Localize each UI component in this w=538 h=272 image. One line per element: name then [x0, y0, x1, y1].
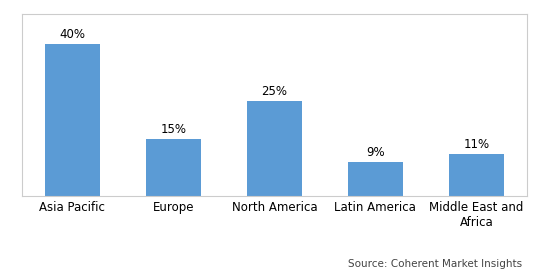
Text: 15%: 15%: [160, 123, 186, 136]
Text: Source: Coherent Market Insights: Source: Coherent Market Insights: [348, 259, 522, 269]
Bar: [348, 162, 403, 196]
Text: 40%: 40%: [59, 28, 86, 41]
Bar: [146, 139, 201, 196]
Text: 25%: 25%: [261, 85, 287, 98]
Text: 11%: 11%: [463, 138, 490, 151]
Bar: [246, 101, 302, 196]
Bar: [45, 44, 100, 196]
Text: 9%: 9%: [366, 146, 385, 159]
Bar: [449, 154, 504, 196]
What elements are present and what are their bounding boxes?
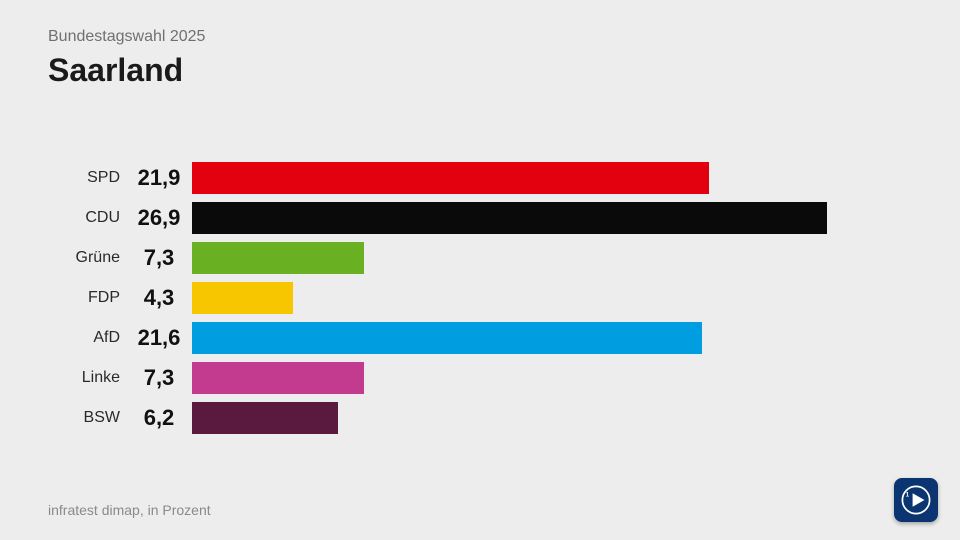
= = = =
Render the rows above as a Markdown table with the columns Line and Text, numbering each row and leaving out blank lines and pictures.

**Response to this task:**
| Line | Text |
|---|---|
| 1 | Localize each UI component in this w=538 h=272 image. One line per element: name then [x0, y0, x1, y1]. |
| 2 | Text: 15%: 15%: [160, 123, 186, 136] |
| 3 | Text: Source: Coherent Market Insights: Source: Coherent Market Insights: [348, 259, 522, 269] |
| 4 | Bar: [348, 162, 403, 196] |
| 5 | Text: 40%: 40%: [59, 28, 86, 41] |
| 6 | Bar: [146, 139, 201, 196] |
| 7 | Text: 25%: 25%: [261, 85, 287, 98] |
| 8 | Text: 11%: 11%: [463, 138, 490, 151] |
| 9 | Bar: [246, 101, 302, 196] |
| 10 | Bar: [45, 44, 100, 196] |
| 11 | Text: 9%: 9%: [366, 146, 385, 159] |
| 12 | Bar: [449, 154, 504, 196] |
| 13 | What elements are present and what are their bounding boxes? |